- Exercise objective -
Emit only the lines from the line containing "Serialize everything readable" through the last line of the entries, unchanged.

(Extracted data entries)
◇ ◇ ◇ ◇ ◇

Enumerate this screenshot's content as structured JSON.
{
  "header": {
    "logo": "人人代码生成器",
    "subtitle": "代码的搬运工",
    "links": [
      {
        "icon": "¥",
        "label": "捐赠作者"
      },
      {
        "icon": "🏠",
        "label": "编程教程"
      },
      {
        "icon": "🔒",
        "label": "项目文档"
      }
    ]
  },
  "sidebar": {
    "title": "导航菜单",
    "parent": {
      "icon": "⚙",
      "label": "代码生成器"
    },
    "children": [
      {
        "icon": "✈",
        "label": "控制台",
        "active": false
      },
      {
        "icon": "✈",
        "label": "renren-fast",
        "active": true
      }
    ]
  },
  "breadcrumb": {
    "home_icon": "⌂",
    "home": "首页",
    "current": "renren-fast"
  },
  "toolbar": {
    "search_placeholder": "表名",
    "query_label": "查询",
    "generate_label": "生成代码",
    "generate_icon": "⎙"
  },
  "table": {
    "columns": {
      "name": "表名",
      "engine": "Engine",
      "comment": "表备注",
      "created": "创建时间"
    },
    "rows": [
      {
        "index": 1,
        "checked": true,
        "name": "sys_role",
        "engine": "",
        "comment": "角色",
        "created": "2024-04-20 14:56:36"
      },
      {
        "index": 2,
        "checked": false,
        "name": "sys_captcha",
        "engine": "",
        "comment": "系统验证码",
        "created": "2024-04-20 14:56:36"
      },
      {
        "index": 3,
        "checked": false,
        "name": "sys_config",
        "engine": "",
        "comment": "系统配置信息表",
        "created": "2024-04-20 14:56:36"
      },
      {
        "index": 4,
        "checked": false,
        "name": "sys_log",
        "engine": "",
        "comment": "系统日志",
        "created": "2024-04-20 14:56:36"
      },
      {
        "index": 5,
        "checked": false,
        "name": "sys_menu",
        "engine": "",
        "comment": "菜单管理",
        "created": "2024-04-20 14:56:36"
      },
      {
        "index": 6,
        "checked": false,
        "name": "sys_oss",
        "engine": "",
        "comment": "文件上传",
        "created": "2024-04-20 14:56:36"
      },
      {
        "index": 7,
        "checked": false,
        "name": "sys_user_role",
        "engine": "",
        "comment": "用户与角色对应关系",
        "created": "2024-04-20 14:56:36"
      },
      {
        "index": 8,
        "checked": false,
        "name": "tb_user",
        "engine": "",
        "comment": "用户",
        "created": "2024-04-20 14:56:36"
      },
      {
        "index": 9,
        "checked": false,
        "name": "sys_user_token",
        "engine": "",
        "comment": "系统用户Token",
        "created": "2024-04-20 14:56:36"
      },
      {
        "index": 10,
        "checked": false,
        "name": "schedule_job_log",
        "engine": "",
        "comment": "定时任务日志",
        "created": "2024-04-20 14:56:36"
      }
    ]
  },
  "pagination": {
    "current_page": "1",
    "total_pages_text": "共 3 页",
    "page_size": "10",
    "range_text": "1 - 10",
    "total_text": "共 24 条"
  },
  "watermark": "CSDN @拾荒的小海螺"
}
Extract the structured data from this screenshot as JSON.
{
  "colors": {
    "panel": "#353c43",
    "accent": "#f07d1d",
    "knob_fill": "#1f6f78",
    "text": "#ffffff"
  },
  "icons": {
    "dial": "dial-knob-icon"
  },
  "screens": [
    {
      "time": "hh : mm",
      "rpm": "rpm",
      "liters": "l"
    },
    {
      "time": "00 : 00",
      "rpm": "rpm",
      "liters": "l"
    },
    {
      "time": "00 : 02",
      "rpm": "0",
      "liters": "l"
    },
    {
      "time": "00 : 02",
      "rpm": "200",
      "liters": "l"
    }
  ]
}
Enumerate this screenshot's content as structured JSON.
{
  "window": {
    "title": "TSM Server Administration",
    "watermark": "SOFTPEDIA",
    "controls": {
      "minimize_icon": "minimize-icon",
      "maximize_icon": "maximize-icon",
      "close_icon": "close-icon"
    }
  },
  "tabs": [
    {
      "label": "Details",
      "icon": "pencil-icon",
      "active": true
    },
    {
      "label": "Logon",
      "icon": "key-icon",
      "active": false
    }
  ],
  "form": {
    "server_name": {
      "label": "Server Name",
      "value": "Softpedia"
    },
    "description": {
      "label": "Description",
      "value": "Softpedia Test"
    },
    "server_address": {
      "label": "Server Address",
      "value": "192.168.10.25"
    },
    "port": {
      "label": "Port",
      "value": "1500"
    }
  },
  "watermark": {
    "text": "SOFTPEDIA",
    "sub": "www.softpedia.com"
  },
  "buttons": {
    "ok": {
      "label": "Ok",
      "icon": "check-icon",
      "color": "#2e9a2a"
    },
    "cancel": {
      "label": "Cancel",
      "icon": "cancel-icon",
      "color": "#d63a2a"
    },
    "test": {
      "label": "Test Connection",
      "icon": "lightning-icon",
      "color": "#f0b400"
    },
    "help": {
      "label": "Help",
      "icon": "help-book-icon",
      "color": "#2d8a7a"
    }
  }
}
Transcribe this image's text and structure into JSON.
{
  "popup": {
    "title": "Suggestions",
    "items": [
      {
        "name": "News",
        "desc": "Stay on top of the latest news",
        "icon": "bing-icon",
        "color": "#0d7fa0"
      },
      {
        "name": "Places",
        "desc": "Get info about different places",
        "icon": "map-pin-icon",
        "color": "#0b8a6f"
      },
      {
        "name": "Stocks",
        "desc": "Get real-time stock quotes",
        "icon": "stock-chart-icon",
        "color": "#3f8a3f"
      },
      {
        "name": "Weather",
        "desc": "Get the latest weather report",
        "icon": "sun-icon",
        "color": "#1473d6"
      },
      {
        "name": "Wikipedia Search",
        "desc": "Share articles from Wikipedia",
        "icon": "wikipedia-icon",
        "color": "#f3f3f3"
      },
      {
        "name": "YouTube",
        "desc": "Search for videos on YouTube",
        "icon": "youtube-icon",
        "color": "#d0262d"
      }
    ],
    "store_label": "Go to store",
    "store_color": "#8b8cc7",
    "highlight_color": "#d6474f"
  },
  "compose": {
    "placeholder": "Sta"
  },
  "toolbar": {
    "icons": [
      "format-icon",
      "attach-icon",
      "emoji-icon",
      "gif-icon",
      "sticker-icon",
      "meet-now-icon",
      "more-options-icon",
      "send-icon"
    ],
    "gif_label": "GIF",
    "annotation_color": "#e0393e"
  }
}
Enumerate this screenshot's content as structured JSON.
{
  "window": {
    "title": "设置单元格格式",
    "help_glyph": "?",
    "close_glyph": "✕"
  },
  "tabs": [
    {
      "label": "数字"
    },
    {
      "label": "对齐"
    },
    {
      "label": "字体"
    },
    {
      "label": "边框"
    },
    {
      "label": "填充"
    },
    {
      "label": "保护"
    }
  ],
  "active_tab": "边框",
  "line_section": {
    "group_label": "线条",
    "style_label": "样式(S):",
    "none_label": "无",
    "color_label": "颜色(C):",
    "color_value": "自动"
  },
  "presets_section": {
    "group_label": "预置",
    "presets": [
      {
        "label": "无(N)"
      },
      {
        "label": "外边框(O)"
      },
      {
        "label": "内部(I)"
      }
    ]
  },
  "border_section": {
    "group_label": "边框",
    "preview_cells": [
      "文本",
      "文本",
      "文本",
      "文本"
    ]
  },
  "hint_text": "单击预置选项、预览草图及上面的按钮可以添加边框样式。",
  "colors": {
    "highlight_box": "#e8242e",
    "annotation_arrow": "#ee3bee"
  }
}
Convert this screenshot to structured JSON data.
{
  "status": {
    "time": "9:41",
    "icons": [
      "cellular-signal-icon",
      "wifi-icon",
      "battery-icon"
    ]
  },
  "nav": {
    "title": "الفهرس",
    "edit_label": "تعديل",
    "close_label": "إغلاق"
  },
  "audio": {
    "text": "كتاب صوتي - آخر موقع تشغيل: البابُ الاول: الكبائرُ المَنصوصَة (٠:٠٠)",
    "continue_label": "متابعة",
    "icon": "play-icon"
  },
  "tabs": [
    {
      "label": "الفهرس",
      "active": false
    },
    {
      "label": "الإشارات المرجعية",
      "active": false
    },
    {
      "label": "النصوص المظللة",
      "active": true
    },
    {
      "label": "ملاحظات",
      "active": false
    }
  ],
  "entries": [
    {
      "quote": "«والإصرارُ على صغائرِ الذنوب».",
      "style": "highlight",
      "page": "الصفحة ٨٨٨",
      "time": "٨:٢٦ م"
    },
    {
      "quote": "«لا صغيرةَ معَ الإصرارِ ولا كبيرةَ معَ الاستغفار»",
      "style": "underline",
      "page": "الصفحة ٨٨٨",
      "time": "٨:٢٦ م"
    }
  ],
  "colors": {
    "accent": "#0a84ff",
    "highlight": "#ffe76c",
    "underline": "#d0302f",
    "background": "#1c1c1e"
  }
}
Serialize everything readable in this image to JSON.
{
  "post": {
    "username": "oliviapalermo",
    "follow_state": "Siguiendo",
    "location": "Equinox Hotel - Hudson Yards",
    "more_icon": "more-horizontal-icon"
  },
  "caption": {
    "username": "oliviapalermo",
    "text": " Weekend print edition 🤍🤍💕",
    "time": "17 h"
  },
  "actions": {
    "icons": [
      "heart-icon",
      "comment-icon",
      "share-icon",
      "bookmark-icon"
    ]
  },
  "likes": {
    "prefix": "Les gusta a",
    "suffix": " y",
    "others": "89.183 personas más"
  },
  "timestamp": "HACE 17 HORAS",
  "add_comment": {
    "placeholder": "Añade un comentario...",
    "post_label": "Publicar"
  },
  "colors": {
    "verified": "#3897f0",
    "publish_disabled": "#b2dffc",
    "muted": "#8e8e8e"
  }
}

◇ ◇ ◇ ◇ ◇

- Task result -
Serialize everything readable in this image to JSON.
{
  "post": {
    "username": "oliviapalermo",
    "follow_state": "Siguiendo",
    "location": "Equinox Hotel - Hudson Yards",
    "more_icon": "more-horizontal-icon"
  },
  "caption": {
    "username": "oliviapalermo",
    "text": " Weekend print edition 🤍🤍💕",
    "time": "17 h"
  },
  "actions": {
    "icons": [
      "heart-icon",
      "comment-icon",
      "share-icon",
      "bookmark-icon"
    ]
  },
  "likes": {
    "prefix": "Les gusta a",
    "suffix": " y",
    "others": "89.183 personas más"
  },
  "timestamp": "HACE 17 HORAS",
  "add_comment": {
    "placeholder": "Añade un comentario...",
    "post_label": "Publicar"
  },
  "colors": {
    "verified": "#3897f0",
    "publish_disabled": "#b2dffc",
    "muted": "#8e8e8e"
  }
}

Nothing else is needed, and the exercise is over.